*INSTRUCTIONS TO FOLLOW*
Each line that holds the word "content" should be returned.

## start MATERIAL PROVIDED

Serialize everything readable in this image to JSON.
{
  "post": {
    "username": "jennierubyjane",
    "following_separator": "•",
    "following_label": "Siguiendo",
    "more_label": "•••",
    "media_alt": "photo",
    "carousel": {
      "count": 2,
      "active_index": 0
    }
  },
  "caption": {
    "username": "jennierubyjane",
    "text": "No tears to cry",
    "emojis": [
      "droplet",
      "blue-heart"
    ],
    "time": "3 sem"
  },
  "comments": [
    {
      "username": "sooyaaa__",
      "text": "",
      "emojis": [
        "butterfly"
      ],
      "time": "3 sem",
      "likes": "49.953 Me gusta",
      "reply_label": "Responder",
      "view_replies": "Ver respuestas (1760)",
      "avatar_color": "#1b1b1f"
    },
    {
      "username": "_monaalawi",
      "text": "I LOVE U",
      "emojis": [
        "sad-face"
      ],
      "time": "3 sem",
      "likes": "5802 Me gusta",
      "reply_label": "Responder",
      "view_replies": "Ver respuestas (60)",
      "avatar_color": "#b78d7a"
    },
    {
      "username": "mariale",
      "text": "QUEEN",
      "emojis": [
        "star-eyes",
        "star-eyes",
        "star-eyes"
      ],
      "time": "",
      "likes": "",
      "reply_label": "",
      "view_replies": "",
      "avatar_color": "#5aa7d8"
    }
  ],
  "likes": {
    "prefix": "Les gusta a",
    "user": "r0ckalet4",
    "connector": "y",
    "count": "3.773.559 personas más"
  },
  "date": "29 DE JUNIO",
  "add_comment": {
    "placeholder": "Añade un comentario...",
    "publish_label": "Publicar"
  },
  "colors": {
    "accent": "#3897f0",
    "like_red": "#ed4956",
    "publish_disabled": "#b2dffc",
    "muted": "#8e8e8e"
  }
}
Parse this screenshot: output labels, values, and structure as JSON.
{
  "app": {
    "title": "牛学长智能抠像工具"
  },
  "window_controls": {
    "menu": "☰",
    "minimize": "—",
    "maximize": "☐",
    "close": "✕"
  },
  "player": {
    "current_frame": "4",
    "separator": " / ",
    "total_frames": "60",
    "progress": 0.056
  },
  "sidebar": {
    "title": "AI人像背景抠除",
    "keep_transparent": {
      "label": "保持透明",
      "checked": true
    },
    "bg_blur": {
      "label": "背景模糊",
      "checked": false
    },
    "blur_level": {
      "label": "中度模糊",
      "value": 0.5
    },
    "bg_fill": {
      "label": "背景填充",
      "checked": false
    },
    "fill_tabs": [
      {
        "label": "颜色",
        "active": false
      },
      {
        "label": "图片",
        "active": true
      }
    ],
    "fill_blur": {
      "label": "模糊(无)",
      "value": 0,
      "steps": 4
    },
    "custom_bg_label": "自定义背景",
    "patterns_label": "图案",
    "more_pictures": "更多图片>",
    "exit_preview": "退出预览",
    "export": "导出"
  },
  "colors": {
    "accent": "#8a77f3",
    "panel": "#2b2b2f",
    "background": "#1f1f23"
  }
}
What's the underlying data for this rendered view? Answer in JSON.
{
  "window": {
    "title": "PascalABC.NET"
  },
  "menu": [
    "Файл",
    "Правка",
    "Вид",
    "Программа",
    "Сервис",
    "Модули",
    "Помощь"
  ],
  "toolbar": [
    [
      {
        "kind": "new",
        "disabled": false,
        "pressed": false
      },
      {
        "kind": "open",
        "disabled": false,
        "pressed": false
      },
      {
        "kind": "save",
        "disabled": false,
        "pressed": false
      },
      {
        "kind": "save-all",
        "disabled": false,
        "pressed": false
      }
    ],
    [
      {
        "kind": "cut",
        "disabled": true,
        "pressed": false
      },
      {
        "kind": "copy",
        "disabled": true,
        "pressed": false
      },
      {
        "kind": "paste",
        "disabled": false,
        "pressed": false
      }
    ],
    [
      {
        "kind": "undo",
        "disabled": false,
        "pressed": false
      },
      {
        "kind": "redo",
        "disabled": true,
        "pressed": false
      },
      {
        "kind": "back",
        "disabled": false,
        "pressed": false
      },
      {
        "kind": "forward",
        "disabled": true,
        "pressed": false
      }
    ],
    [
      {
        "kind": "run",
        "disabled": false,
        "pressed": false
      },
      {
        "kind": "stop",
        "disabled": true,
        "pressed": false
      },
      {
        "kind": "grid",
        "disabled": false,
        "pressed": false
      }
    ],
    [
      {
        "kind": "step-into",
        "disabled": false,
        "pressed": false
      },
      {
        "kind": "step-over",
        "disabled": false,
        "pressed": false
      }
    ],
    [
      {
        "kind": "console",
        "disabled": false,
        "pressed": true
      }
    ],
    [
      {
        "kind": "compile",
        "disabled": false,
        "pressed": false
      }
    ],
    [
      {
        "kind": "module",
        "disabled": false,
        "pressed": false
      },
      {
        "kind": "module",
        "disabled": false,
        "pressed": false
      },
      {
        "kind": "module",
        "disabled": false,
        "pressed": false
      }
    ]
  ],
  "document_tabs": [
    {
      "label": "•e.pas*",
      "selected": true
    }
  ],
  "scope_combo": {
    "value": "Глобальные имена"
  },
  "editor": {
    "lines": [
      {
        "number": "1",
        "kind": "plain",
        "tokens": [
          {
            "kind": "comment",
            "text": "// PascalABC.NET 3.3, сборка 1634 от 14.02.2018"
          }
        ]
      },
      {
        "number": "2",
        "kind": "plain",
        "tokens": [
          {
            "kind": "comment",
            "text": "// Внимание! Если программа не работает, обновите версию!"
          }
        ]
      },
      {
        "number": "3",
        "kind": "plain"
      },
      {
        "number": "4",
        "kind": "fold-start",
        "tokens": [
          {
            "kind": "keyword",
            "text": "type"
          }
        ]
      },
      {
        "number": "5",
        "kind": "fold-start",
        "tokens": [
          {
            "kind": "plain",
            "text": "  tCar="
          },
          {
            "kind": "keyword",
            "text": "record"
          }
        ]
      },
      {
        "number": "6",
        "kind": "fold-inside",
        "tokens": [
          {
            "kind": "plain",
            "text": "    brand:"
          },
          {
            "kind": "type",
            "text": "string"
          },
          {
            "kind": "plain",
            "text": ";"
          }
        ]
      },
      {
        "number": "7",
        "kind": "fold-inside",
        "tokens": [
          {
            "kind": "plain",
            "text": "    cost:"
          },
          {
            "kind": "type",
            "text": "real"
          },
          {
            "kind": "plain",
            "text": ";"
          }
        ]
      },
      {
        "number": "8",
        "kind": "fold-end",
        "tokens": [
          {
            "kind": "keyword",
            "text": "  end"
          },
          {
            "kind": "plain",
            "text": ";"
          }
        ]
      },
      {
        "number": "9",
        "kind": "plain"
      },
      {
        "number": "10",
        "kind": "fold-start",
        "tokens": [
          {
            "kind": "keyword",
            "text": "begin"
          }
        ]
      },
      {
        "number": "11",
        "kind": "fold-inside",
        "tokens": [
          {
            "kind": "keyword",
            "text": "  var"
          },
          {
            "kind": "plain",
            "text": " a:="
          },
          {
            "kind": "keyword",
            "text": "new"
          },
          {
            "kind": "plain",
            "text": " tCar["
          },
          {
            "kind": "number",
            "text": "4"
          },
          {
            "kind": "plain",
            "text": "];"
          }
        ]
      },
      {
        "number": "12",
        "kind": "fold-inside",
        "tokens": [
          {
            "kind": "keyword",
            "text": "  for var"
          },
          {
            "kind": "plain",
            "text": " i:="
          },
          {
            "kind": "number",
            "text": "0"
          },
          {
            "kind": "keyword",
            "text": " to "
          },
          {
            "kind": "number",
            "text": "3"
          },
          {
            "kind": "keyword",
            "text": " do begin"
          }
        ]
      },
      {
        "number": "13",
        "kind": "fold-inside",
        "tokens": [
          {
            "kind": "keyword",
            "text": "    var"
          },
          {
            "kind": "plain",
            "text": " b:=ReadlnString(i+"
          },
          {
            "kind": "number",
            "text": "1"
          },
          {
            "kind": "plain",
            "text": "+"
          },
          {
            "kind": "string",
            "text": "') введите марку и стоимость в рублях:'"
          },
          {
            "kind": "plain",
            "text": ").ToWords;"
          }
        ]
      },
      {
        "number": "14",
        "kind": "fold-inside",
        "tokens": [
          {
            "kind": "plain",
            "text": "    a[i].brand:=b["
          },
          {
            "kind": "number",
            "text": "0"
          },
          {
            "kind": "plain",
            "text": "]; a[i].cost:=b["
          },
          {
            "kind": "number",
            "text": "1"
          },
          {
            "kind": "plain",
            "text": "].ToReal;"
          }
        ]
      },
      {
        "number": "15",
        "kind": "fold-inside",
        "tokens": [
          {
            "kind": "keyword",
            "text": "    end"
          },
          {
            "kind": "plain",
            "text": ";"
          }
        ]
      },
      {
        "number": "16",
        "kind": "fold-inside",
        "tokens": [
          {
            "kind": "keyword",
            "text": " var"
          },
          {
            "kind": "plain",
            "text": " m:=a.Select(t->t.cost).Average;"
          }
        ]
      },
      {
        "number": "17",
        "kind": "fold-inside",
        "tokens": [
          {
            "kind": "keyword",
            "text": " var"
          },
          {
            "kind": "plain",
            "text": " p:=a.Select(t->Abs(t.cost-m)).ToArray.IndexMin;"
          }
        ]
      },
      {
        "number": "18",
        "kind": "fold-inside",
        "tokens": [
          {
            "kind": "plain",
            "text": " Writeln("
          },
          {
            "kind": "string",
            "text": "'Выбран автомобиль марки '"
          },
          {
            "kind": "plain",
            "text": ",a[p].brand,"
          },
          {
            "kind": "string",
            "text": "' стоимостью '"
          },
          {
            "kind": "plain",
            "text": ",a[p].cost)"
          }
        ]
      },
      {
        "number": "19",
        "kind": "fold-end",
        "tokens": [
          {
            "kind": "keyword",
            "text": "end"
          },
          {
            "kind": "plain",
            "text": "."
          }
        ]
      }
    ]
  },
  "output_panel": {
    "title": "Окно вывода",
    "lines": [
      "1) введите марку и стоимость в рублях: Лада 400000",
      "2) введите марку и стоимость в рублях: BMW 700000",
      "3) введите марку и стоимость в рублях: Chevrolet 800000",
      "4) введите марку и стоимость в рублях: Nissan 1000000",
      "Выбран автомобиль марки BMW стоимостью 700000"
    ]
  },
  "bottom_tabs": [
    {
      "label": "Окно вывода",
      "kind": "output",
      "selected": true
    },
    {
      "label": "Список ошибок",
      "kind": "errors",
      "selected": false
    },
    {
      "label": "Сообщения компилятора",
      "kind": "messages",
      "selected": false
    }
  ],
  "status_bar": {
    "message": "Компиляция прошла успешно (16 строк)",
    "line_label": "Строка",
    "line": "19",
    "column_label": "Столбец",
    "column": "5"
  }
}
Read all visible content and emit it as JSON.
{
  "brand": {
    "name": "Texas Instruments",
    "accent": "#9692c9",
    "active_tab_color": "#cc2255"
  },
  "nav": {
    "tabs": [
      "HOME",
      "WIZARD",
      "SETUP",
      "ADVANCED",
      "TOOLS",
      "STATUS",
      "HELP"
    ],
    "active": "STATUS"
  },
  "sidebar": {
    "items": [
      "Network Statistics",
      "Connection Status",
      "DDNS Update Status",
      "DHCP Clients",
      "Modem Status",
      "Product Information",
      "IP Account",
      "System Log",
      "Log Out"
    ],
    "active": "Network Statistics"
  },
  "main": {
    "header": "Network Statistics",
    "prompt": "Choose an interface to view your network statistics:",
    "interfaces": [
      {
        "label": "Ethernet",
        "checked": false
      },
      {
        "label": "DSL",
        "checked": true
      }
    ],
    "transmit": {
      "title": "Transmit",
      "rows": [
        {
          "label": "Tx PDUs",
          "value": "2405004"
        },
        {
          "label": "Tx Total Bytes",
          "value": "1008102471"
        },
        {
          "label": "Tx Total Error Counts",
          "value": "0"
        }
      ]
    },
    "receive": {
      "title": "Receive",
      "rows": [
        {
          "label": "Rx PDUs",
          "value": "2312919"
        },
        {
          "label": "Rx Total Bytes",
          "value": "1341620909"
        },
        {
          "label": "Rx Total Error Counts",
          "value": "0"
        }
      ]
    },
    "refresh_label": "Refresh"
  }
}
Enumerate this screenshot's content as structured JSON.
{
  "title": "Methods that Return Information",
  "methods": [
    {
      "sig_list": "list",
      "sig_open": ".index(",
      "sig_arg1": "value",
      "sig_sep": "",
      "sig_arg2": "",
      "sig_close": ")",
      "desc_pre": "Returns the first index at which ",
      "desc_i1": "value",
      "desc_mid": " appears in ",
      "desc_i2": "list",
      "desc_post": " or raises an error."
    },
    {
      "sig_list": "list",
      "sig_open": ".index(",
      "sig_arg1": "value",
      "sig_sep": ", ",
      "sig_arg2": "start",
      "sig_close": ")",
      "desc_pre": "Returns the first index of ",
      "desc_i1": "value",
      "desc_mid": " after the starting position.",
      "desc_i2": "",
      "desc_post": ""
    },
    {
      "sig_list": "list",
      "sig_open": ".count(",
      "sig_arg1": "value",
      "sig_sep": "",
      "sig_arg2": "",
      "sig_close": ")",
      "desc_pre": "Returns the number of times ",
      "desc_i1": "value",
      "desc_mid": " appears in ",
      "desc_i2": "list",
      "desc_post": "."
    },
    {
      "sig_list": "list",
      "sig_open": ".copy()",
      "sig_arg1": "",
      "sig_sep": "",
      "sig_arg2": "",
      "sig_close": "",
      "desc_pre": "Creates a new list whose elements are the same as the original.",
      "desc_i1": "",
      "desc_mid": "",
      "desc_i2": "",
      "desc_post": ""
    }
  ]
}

## end MATERIAL PROVIDED

*EXERCISE OUTPUT*
Read all visible content and emit it as JSON.
Enumerate this screenshot's content as structured JSON.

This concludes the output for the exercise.